### [Task instructions]
Below is a listing to write out in full, exactly as given, without its pictures.

** START OF Data for the task **

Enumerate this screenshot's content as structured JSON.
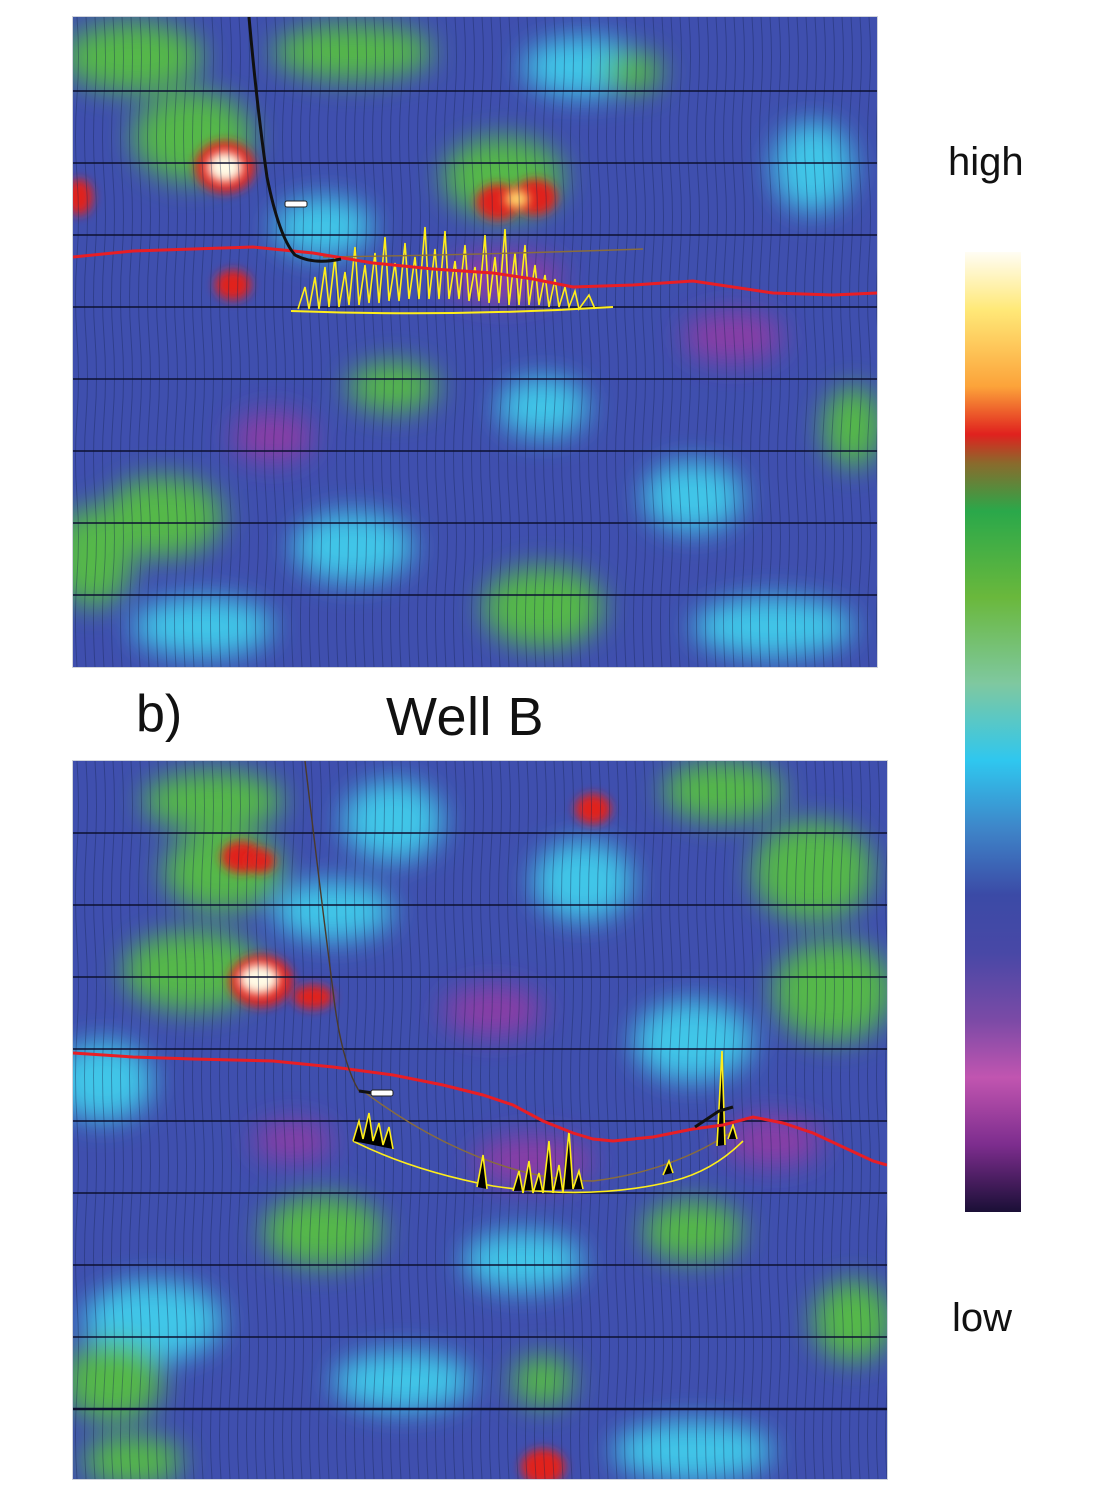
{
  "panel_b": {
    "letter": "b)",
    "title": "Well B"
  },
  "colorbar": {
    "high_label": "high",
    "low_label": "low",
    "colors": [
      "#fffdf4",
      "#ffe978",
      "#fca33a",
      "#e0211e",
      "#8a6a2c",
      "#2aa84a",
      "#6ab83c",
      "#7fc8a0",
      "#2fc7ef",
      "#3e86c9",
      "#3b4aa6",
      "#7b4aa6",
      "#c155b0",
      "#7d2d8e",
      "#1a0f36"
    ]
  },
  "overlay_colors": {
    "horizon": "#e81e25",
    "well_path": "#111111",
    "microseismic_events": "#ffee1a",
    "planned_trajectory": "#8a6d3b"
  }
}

** END OF Data for the task **

### [Response]
Enumerate this screenshot's content as structured JSON.
{
  "panel_b": {
    "letter": "b)",
    "title": "Well B"
  },
  "colorbar": {
    "high_label": "high",
    "low_label": "low",
    "colors": [
      "#fffdf4",
      "#ffe978",
      "#fca33a",
      "#e0211e",
      "#8a6a2c",
      "#2aa84a",
      "#6ab83c",
      "#7fc8a0",
      "#2fc7ef",
      "#3e86c9",
      "#3b4aa6",
      "#7b4aa6",
      "#c155b0",
      "#7d2d8e",
      "#1a0f36"
    ]
  },
  "overlay_colors": {
    "horizon": "#e81e25",
    "well_path": "#111111",
    "microseismic_events": "#ffee1a",
    "planned_trajectory": "#8a6d3b"
  }
}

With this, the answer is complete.